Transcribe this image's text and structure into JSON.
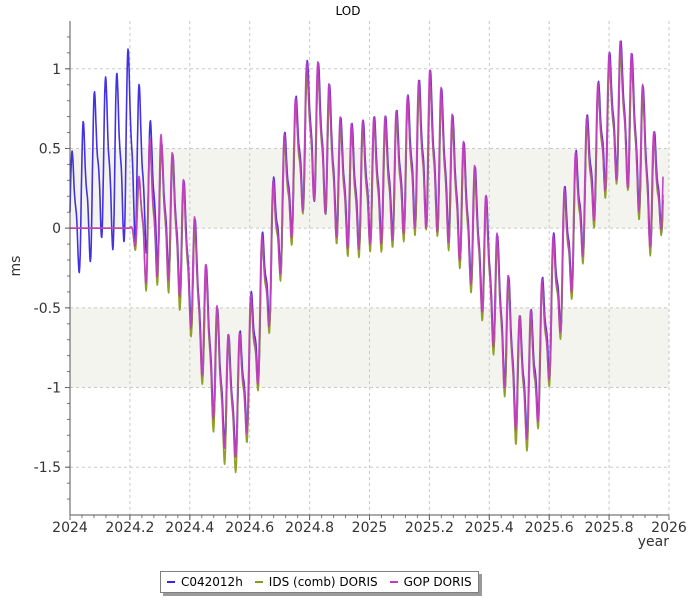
{
  "chart_data": {
    "type": "line",
    "title": "LOD",
    "ylabel": "ms",
    "xlabel": "year",
    "xlim": [
      2024,
      2026
    ],
    "ylim": [
      -1.8,
      1.3
    ],
    "x_ticks": [
      "2024",
      "2024.2",
      "2024.4",
      "2024.6",
      "2024.8",
      "2025",
      "2025.2",
      "2025.4",
      "2025.6",
      "2025.8",
      "2026"
    ],
    "y_ticks": [
      "1",
      "0.5",
      "0",
      "-0.5",
      "-1",
      "-1.5"
    ],
    "grid": true,
    "shaded_bands": [
      [
        0,
        0.5
      ],
      [
        -1,
        -0.5
      ]
    ],
    "legend_position": "bottom",
    "series": [
      {
        "name": "C042012h",
        "color": "#3a26e0",
        "x": [
          2024.0,
          2024.05,
          2024.1,
          2024.15,
          2024.2,
          2024.25,
          2024.3,
          2024.35,
          2024.4,
          2024.45,
          2024.5,
          2024.55,
          2024.6,
          2024.65,
          2024.7,
          2024.75,
          2024.8,
          2024.85,
          2024.9,
          2024.95,
          2025.0,
          2025.05,
          2025.1,
          2025.15,
          2025.2,
          2025.25,
          2025.3,
          2025.35,
          2025.4,
          2025.45,
          2025.5,
          2025.55,
          2025.6,
          2025.65,
          2025.7,
          2025.75,
          2025.8,
          2025.85,
          2025.9,
          2025.95,
          2025.98
        ],
        "y": [
          0.1,
          0.2,
          0.45,
          0.4,
          0.55,
          0.3,
          0.15,
          0.05,
          -0.2,
          -0.6,
          -0.95,
          -1.1,
          -0.85,
          -0.35,
          0.1,
          0.4,
          0.65,
          0.55,
          0.3,
          0.25,
          0.3,
          0.3,
          0.35,
          0.45,
          0.5,
          0.4,
          0.2,
          0.0,
          -0.25,
          -0.6,
          -0.95,
          -0.9,
          -0.55,
          -0.15,
          0.15,
          0.45,
          0.7,
          0.75,
          0.55,
          0.2,
          0.35
        ],
        "amplitude": [
          0.35,
          0.5,
          0.5,
          0.55,
          0.6,
          0.45,
          0.4,
          0.4,
          0.4,
          0.4,
          0.4,
          0.35,
          0.4,
          0.4,
          0.4,
          0.4,
          0.45,
          0.45,
          0.4,
          0.4,
          0.4,
          0.4,
          0.4,
          0.45,
          0.5,
          0.45,
          0.4,
          0.4,
          0.4,
          0.4,
          0.4,
          0.4,
          0.4,
          0.4,
          0.4,
          0.4,
          0.4,
          0.45,
          0.45,
          0.4,
          0.35
        ]
      },
      {
        "name": "IDS (comb) DORIS",
        "color": "#8c9a1a",
        "x": [
          2024.0,
          2024.05,
          2024.1,
          2024.15,
          2024.2,
          2024.25,
          2024.3,
          2024.35,
          2024.4,
          2024.45,
          2024.5,
          2024.55,
          2024.6,
          2024.65,
          2024.7,
          2024.75,
          2024.8,
          2024.85,
          2024.9,
          2024.95,
          2025.0,
          2025.05,
          2025.1,
          2025.15,
          2025.2,
          2025.25,
          2025.3,
          2025.35,
          2025.4,
          2025.45,
          2025.5,
          2025.55,
          2025.6,
          2025.65,
          2025.7,
          2025.75,
          2025.8,
          2025.85,
          2025.9,
          2025.95,
          2025.98
        ],
        "y": [
          0,
          0,
          0,
          0,
          0,
          0.05,
          0.1,
          0.0,
          -0.25,
          -0.65,
          -1.0,
          -1.15,
          -0.9,
          -0.4,
          0.05,
          0.35,
          0.6,
          0.5,
          0.25,
          0.2,
          0.25,
          0.25,
          0.3,
          0.4,
          0.45,
          0.35,
          0.15,
          -0.05,
          -0.3,
          -0.65,
          -1.0,
          -0.95,
          -0.6,
          -0.2,
          0.1,
          0.4,
          0.65,
          0.7,
          0.5,
          0.15,
          0.3
        ],
        "amplitude": [
          0,
          0,
          0,
          0,
          0,
          0.45,
          0.45,
          0.45,
          0.4,
          0.4,
          0.45,
          0.4,
          0.4,
          0.4,
          0.4,
          0.4,
          0.4,
          0.4,
          0.4,
          0.4,
          0.4,
          0.4,
          0.4,
          0.45,
          0.45,
          0.45,
          0.4,
          0.4,
          0.4,
          0.4,
          0.45,
          0.4,
          0.4,
          0.4,
          0.4,
          0.4,
          0.4,
          0.4,
          0.45,
          0.4,
          0.3
        ]
      },
      {
        "name": "GOP DORIS",
        "color": "#c23cc2",
        "x": [
          2024.0,
          2024.05,
          2024.1,
          2024.15,
          2024.2,
          2024.25,
          2024.3,
          2024.35,
          2024.4,
          2024.45,
          2024.5,
          2024.55,
          2024.6,
          2024.65,
          2024.7,
          2024.75,
          2024.8,
          2024.85,
          2024.9,
          2024.95,
          2025.0,
          2025.05,
          2025.1,
          2025.15,
          2025.2,
          2025.25,
          2025.3,
          2025.35,
          2025.4,
          2025.45,
          2025.5,
          2025.55,
          2025.6,
          2025.65,
          2025.7,
          2025.75,
          2025.8,
          2025.85,
          2025.9,
          2025.95,
          2025.98
        ],
        "y": [
          0,
          0,
          0,
          0,
          0,
          0.1,
          0.15,
          0.05,
          -0.2,
          -0.6,
          -0.95,
          -1.1,
          -0.85,
          -0.35,
          0.1,
          0.4,
          0.65,
          0.55,
          0.3,
          0.25,
          0.3,
          0.3,
          0.35,
          0.45,
          0.5,
          0.4,
          0.2,
          0.0,
          -0.25,
          -0.6,
          -0.95,
          -0.9,
          -0.55,
          -0.15,
          0.15,
          0.45,
          0.7,
          0.75,
          0.55,
          0.2,
          0.35
        ],
        "amplitude": [
          0,
          0,
          0,
          0,
          0,
          0.45,
          0.45,
          0.4,
          0.4,
          0.4,
          0.4,
          0.35,
          0.4,
          0.4,
          0.4,
          0.4,
          0.45,
          0.45,
          0.4,
          0.4,
          0.4,
          0.4,
          0.4,
          0.45,
          0.5,
          0.45,
          0.4,
          0.4,
          0.4,
          0.4,
          0.4,
          0.4,
          0.4,
          0.4,
          0.4,
          0.4,
          0.4,
          0.45,
          0.45,
          0.4,
          0.3
        ]
      }
    ]
  }
}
□ □ □ □ □
> **Exercise aim**: Your copy should match the entries exactly, minus the pictures.

> **Problem solution**:
Transcribe this image's text and structure into JSON.
{
  "chart_data": {
    "type": "line",
    "title": "LOD",
    "ylabel": "ms",
    "xlabel": "year",
    "xlim": [
      2024,
      2026
    ],
    "ylim": [
      -1.8,
      1.3
    ],
    "x_ticks": [
      "2024",
      "2024.2",
      "2024.4",
      "2024.6",
      "2024.8",
      "2025",
      "2025.2",
      "2025.4",
      "2025.6",
      "2025.8",
      "2026"
    ],
    "y_ticks": [
      "1",
      "0.5",
      "0",
      "-0.5",
      "-1",
      "-1.5"
    ],
    "grid": true,
    "shaded_bands": [
      [
        0,
        0.5
      ],
      [
        -1,
        -0.5
      ]
    ],
    "legend_position": "bottom",
    "series": [
      {
        "name": "C042012h",
        "color": "#3a26e0",
        "x": [
          2024.0,
          2024.05,
          2024.1,
          2024.15,
          2024.2,
          2024.25,
          2024.3,
          2024.35,
          2024.4,
          2024.45,
          2024.5,
          2024.55,
          2024.6,
          2024.65,
          2024.7,
          2024.75,
          2024.8,
          2024.85,
          2024.9,
          2024.95,
          2025.0,
          2025.05,
          2025.1,
          2025.15,
          2025.2,
          2025.25,
          2025.3,
          2025.35,
          2025.4,
          2025.45,
          2025.5,
          2025.55,
          2025.6,
          2025.65,
          2025.7,
          2025.75,
          2025.8,
          2025.85,
          2025.9,
          2025.95,
          2025.98
        ],
        "y": [
          0.1,
          0.2,
          0.45,
          0.4,
          0.55,
          0.3,
          0.15,
          0.05,
          -0.2,
          -0.6,
          -0.95,
          -1.1,
          -0.85,
          -0.35,
          0.1,
          0.4,
          0.65,
          0.55,
          0.3,
          0.25,
          0.3,
          0.3,
          0.35,
          0.45,
          0.5,
          0.4,
          0.2,
          0.0,
          -0.25,
          -0.6,
          -0.95,
          -0.9,
          -0.55,
          -0.15,
          0.15,
          0.45,
          0.7,
          0.75,
          0.55,
          0.2,
          0.35
        ],
        "amplitude": [
          0.35,
          0.5,
          0.5,
          0.55,
          0.6,
          0.45,
          0.4,
          0.4,
          0.4,
          0.4,
          0.4,
          0.35,
          0.4,
          0.4,
          0.4,
          0.4,
          0.45,
          0.45,
          0.4,
          0.4,
          0.4,
          0.4,
          0.4,
          0.45,
          0.5,
          0.45,
          0.4,
          0.4,
          0.4,
          0.4,
          0.4,
          0.4,
          0.4,
          0.4,
          0.4,
          0.4,
          0.4,
          0.45,
          0.45,
          0.4,
          0.35
        ]
      },
      {
        "name": "IDS (comb) DORIS",
        "color": "#8c9a1a",
        "x": [
          2024.0,
          2024.05,
          2024.1,
          2024.15,
          2024.2,
          2024.25,
          2024.3,
          2024.35,
          2024.4,
          2024.45,
          2024.5,
          2024.55,
          2024.6,
          2024.65,
          2024.7,
          2024.75,
          2024.8,
          2024.85,
          2024.9,
          2024.95,
          2025.0,
          2025.05,
          2025.1,
          2025.15,
          2025.2,
          2025.25,
          2025.3,
          2025.35,
          2025.4,
          2025.45,
          2025.5,
          2025.55,
          2025.6,
          2025.65,
          2025.7,
          2025.75,
          2025.8,
          2025.85,
          2025.9,
          2025.95,
          2025.98
        ],
        "y": [
          0,
          0,
          0,
          0,
          0,
          0.05,
          0.1,
          0.0,
          -0.25,
          -0.65,
          -1.0,
          -1.15,
          -0.9,
          -0.4,
          0.05,
          0.35,
          0.6,
          0.5,
          0.25,
          0.2,
          0.25,
          0.25,
          0.3,
          0.4,
          0.45,
          0.35,
          0.15,
          -0.05,
          -0.3,
          -0.65,
          -1.0,
          -0.95,
          -0.6,
          -0.2,
          0.1,
          0.4,
          0.65,
          0.7,
          0.5,
          0.15,
          0.3
        ],
        "amplitude": [
          0,
          0,
          0,
          0,
          0,
          0.45,
          0.45,
          0.45,
          0.4,
          0.4,
          0.45,
          0.4,
          0.4,
          0.4,
          0.4,
          0.4,
          0.4,
          0.4,
          0.4,
          0.4,
          0.4,
          0.4,
          0.4,
          0.45,
          0.45,
          0.45,
          0.4,
          0.4,
          0.4,
          0.4,
          0.45,
          0.4,
          0.4,
          0.4,
          0.4,
          0.4,
          0.4,
          0.4,
          0.45,
          0.4,
          0.3
        ]
      },
      {
        "name": "GOP DORIS",
        "color": "#c23cc2",
        "x": [
          2024.0,
          2024.05,
          2024.1,
          2024.15,
          2024.2,
          2024.25,
          2024.3,
          2024.35,
          2024.4,
          2024.45,
          2024.5,
          2024.55,
          2024.6,
          2024.65,
          2024.7,
          2024.75,
          2024.8,
          2024.85,
          2024.9,
          2024.95,
          2025.0,
          2025.05,
          2025.1,
          2025.15,
          2025.2,
          2025.25,
          2025.3,
          2025.35,
          2025.4,
          2025.45,
          2025.5,
          2025.55,
          2025.6,
          2025.65,
          2025.7,
          2025.75,
          2025.8,
          2025.85,
          2025.9,
          2025.95,
          2025.98
        ],
        "y": [
          0,
          0,
          0,
          0,
          0,
          0.1,
          0.15,
          0.05,
          -0.2,
          -0.6,
          -0.95,
          -1.1,
          -0.85,
          -0.35,
          0.1,
          0.4,
          0.65,
          0.55,
          0.3,
          0.25,
          0.3,
          0.3,
          0.35,
          0.45,
          0.5,
          0.4,
          0.2,
          0.0,
          -0.25,
          -0.6,
          -0.95,
          -0.9,
          -0.55,
          -0.15,
          0.15,
          0.45,
          0.7,
          0.75,
          0.55,
          0.2,
          0.35
        ],
        "amplitude": [
          0,
          0,
          0,
          0,
          0,
          0.45,
          0.45,
          0.4,
          0.4,
          0.4,
          0.4,
          0.35,
          0.4,
          0.4,
          0.4,
          0.4,
          0.45,
          0.45,
          0.4,
          0.4,
          0.4,
          0.4,
          0.4,
          0.45,
          0.5,
          0.45,
          0.4,
          0.4,
          0.4,
          0.4,
          0.4,
          0.4,
          0.4,
          0.4,
          0.4,
          0.4,
          0.4,
          0.45,
          0.45,
          0.4,
          0.3
        ]
      }
    ]
  }
}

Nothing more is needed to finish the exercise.